Leave out the pictures and repeat the data exactly.

-------- Records for this task --------

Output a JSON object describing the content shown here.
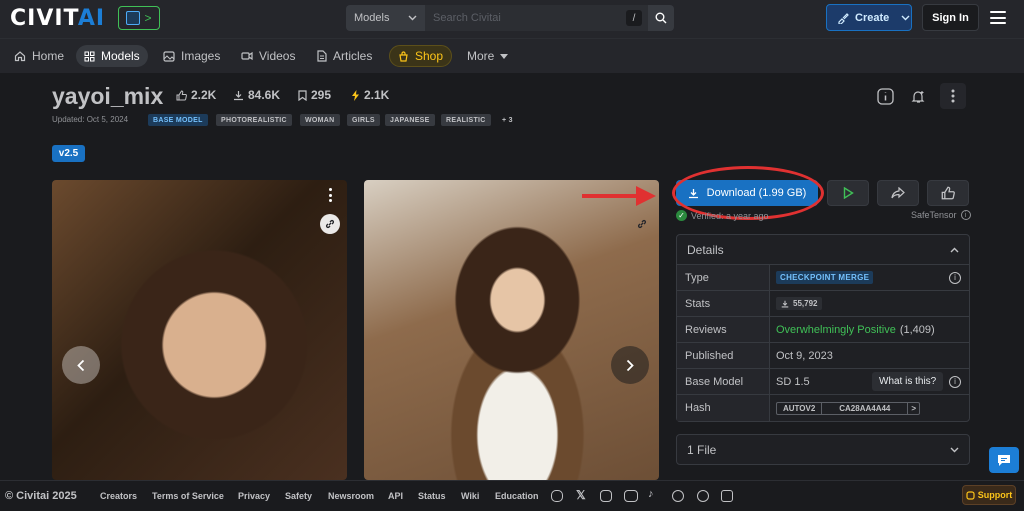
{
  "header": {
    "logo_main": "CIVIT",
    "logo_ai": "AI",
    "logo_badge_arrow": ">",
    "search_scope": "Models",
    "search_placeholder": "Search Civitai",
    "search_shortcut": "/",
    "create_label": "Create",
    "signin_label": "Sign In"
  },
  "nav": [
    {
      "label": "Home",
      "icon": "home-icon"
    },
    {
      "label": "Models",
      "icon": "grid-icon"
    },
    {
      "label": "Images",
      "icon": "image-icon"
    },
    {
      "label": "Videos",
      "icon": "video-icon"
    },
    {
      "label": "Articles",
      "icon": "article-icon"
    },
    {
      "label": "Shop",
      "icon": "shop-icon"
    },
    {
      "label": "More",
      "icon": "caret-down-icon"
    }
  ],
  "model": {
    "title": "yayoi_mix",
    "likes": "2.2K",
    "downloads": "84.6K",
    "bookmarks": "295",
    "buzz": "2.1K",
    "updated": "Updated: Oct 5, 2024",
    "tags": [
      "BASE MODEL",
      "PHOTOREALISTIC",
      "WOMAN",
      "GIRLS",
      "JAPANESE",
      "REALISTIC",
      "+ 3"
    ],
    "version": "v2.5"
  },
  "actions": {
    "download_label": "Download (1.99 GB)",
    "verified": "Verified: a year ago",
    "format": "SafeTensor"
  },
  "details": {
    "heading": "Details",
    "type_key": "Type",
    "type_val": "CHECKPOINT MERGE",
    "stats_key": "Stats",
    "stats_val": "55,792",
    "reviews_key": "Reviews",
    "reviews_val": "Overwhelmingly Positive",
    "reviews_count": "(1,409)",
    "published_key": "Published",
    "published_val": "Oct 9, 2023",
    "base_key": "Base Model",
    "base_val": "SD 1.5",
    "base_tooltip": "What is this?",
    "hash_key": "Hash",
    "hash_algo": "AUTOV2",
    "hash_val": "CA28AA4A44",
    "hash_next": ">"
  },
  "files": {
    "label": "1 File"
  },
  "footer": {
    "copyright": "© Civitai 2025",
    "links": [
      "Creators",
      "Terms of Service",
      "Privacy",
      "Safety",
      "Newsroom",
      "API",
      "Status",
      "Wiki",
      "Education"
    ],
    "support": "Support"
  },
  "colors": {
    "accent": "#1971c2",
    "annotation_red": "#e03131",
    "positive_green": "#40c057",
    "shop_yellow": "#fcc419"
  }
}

--------

Output for this task:
Output a JSON object describing the content shown here.
{
  "header": {
    "logo_main": "CIVIT",
    "logo_ai": "AI",
    "logo_badge_arrow": ">",
    "search_scope": "Models",
    "search_placeholder": "Search Civitai",
    "search_shortcut": "/",
    "create_label": "Create",
    "signin_label": "Sign In"
  },
  "nav": [
    {
      "label": "Home",
      "icon": "home-icon"
    },
    {
      "label": "Models",
      "icon": "grid-icon"
    },
    {
      "label": "Images",
      "icon": "image-icon"
    },
    {
      "label": "Videos",
      "icon": "video-icon"
    },
    {
      "label": "Articles",
      "icon": "article-icon"
    },
    {
      "label": "Shop",
      "icon": "shop-icon"
    },
    {
      "label": "More",
      "icon": "caret-down-icon"
    }
  ],
  "model": {
    "title": "yayoi_mix",
    "likes": "2.2K",
    "downloads": "84.6K",
    "bookmarks": "295",
    "buzz": "2.1K",
    "updated": "Updated: Oct 5, 2024",
    "tags": [
      "BASE MODEL",
      "PHOTOREALISTIC",
      "WOMAN",
      "GIRLS",
      "JAPANESE",
      "REALISTIC",
      "+ 3"
    ],
    "version": "v2.5"
  },
  "actions": {
    "download_label": "Download (1.99 GB)",
    "verified": "Verified: a year ago",
    "format": "SafeTensor"
  },
  "details": {
    "heading": "Details",
    "type_key": "Type",
    "type_val": "CHECKPOINT MERGE",
    "stats_key": "Stats",
    "stats_val": "55,792",
    "reviews_key": "Reviews",
    "reviews_val": "Overwhelmingly Positive",
    "reviews_count": "(1,409)",
    "published_key": "Published",
    "published_val": "Oct 9, 2023",
    "base_key": "Base Model",
    "base_val": "SD 1.5",
    "base_tooltip": "What is this?",
    "hash_key": "Hash",
    "hash_algo": "AUTOV2",
    "hash_val": "CA28AA4A44",
    "hash_next": ">"
  },
  "files": {
    "label": "1 File"
  },
  "footer": {
    "copyright": "© Civitai 2025",
    "links": [
      "Creators",
      "Terms of Service",
      "Privacy",
      "Safety",
      "Newsroom",
      "API",
      "Status",
      "Wiki",
      "Education"
    ],
    "support": "Support"
  },
  "colors": {
    "accent": "#1971c2",
    "annotation_red": "#e03131",
    "positive_green": "#40c057",
    "shop_yellow": "#fcc419"
  }
}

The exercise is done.